Given exercise: Copy the lines below word for word, beginning with the first line and ending with the line that contains "table-cell: 中国工程机械工业协会在全国范围内培养了50多名二手挖掘机评估师 (212, 508, 874, 533)".

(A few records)

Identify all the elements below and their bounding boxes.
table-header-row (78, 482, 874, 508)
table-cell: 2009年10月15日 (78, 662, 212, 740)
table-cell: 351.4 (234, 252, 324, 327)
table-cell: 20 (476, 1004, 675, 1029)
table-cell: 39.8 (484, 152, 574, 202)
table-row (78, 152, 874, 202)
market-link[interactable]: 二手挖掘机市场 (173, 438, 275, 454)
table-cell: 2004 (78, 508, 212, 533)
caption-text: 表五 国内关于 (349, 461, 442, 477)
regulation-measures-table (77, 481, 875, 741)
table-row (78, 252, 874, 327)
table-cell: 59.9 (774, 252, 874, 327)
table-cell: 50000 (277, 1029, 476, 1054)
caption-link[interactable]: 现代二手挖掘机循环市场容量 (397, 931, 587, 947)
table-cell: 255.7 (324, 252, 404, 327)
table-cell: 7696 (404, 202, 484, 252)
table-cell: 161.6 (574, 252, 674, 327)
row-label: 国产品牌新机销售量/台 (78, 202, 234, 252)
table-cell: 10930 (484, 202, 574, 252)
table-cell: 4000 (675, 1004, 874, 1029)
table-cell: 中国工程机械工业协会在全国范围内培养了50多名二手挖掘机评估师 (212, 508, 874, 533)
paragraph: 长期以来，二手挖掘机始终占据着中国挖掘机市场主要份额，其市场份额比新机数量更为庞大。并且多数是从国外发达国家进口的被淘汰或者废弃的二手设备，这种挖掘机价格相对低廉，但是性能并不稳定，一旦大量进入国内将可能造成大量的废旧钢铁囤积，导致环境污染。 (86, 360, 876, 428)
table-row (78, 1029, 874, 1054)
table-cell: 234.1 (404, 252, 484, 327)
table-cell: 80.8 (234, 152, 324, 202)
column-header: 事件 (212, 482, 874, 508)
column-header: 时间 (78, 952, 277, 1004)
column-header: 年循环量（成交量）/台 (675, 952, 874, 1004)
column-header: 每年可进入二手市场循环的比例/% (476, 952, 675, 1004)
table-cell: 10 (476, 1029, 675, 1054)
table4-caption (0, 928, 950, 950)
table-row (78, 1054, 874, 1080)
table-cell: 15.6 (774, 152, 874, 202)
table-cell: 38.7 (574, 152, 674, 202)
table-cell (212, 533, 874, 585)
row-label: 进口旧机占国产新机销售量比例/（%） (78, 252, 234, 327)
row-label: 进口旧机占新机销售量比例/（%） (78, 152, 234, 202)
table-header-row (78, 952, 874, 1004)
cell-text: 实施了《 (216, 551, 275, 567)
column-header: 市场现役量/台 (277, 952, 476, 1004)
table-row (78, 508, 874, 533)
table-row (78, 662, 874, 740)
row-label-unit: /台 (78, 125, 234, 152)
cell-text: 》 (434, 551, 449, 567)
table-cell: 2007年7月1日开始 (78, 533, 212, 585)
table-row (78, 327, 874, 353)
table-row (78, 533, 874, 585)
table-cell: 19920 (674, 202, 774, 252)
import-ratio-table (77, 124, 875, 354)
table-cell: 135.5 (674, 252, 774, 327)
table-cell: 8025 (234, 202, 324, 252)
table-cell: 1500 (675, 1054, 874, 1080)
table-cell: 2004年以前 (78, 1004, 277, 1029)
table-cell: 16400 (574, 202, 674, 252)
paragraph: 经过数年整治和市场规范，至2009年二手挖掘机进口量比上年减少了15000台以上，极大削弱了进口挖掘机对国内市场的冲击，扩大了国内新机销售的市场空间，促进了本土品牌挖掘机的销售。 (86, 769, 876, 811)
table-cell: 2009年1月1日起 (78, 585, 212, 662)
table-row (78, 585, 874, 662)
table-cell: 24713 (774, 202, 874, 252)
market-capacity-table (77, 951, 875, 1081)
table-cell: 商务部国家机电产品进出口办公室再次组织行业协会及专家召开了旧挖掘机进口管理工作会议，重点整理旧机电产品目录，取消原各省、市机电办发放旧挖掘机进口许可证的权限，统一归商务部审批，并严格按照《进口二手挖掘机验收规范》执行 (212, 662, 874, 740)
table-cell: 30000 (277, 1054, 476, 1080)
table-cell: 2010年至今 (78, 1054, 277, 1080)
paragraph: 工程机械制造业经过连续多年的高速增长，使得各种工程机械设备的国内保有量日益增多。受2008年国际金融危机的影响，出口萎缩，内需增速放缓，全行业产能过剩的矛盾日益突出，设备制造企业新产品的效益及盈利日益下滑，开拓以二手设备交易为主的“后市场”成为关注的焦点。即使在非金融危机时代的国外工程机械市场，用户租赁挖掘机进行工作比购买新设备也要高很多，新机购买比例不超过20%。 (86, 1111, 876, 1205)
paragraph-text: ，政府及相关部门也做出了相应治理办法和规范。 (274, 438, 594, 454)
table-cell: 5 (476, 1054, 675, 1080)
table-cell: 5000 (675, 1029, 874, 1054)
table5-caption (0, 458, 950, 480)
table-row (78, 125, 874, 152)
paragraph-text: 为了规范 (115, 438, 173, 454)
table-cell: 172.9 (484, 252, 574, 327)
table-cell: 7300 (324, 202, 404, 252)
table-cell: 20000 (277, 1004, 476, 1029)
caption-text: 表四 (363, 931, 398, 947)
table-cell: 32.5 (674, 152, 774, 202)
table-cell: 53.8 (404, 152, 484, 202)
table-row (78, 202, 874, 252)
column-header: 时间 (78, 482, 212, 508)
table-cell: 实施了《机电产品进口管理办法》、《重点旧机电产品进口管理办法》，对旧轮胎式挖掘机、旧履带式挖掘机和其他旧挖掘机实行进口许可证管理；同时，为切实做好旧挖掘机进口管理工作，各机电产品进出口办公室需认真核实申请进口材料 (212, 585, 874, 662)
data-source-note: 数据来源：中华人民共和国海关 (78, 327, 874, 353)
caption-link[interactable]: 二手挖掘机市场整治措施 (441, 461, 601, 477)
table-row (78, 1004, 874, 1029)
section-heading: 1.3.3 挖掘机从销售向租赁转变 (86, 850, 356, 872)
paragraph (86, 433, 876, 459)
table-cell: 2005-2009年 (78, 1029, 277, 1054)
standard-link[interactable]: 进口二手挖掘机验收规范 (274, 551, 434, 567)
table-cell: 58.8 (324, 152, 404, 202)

Answer to this problem:
Identify all the elements below and their bounding boxes.
table-header-row (78, 482, 874, 508)
table-cell: 2009年10月15日 (78, 662, 212, 740)
table-cell: 351.4 (234, 252, 324, 327)
table-cell: 20 (476, 1004, 675, 1029)
table-cell: 39.8 (484, 152, 574, 202)
table-row (78, 152, 874, 202)
market-link[interactable]: 二手挖掘机市场 (173, 438, 275, 454)
table-cell: 2004 (78, 508, 212, 533)
caption-text: 表五 国内关于 (349, 461, 442, 477)
regulation-measures-table (77, 481, 875, 741)
table-row (78, 252, 874, 327)
table-cell: 59.9 (774, 252, 874, 327)
table-cell: 50000 (277, 1029, 476, 1054)
caption-link[interactable]: 现代二手挖掘机循环市场容量 (397, 931, 587, 947)
table-cell: 255.7 (324, 252, 404, 327)
table-cell: 7696 (404, 202, 484, 252)
table-cell: 161.6 (574, 252, 674, 327)
row-label: 国产品牌新机销售量/台 (78, 202, 234, 252)
table-cell: 10930 (484, 202, 574, 252)
table-cell: 4000 (675, 1004, 874, 1029)
table-cell: 中国工程机械工业协会在全国范围内培养了50多名二手挖掘机评估师 (212, 508, 874, 533)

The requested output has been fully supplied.